▽

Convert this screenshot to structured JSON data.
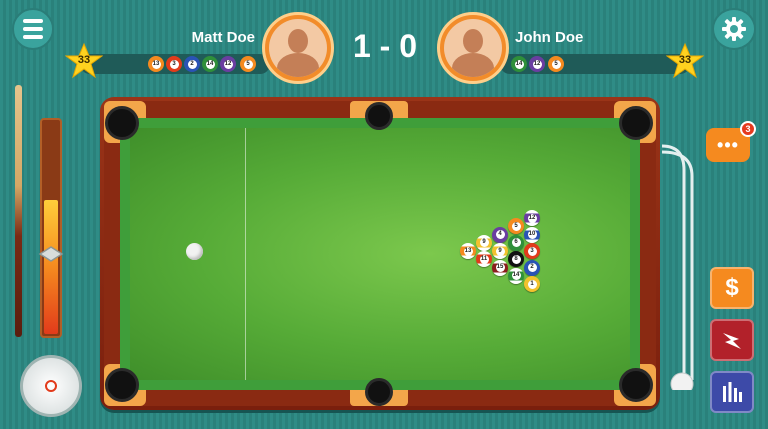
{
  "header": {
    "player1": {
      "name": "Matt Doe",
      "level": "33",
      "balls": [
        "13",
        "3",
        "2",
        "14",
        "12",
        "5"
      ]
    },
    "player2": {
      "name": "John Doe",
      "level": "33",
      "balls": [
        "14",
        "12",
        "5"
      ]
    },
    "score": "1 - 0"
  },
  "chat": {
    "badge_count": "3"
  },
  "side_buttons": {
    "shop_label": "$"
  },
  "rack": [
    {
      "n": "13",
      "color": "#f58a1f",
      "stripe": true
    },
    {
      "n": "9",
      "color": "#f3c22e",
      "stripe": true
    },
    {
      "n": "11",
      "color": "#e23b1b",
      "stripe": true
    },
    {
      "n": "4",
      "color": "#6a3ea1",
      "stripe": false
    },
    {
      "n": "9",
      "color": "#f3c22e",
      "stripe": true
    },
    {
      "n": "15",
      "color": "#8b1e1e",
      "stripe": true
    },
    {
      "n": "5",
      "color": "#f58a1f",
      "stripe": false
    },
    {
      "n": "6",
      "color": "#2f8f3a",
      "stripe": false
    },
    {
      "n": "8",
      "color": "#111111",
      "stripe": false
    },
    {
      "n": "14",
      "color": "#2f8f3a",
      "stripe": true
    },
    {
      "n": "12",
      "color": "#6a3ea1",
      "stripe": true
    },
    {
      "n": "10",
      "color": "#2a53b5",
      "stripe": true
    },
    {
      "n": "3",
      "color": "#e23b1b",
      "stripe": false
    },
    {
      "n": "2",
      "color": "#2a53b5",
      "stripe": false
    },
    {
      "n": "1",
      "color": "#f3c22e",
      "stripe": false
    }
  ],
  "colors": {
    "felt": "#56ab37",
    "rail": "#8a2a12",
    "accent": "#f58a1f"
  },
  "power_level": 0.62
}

△
▽

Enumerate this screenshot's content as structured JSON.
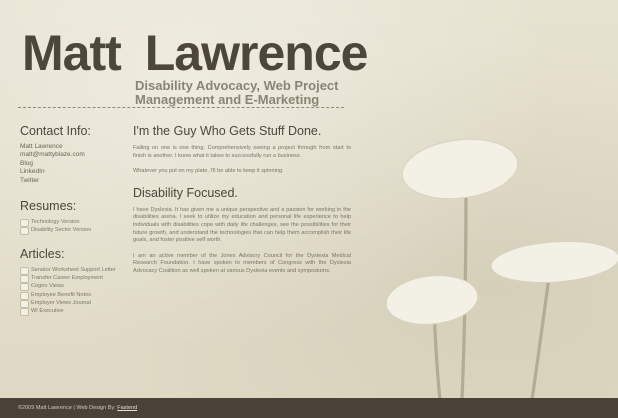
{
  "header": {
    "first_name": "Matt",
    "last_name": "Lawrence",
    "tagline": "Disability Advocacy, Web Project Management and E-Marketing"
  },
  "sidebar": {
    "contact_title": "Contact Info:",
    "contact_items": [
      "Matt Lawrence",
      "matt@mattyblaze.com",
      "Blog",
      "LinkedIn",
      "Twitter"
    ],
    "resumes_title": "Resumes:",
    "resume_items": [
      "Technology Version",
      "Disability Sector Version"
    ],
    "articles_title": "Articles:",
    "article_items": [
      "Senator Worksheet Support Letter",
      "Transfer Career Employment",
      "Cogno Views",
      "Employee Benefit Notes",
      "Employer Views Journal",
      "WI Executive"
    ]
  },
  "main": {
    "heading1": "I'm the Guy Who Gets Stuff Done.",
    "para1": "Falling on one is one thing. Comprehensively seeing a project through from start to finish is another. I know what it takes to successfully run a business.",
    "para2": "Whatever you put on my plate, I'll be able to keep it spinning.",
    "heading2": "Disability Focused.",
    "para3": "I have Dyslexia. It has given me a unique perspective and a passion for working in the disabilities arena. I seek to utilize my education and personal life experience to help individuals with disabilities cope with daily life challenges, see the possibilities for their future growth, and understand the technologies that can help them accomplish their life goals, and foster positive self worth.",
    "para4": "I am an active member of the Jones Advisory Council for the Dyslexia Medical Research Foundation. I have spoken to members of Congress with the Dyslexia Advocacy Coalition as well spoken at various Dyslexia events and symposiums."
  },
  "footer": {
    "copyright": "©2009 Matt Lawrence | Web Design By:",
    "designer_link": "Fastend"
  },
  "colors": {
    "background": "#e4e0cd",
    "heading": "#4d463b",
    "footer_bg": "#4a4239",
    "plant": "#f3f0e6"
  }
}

△

# [Written instruction]
State how many lines in the records above contain the word "Lawrence", giving only the number.

# [Result of this exercise]
3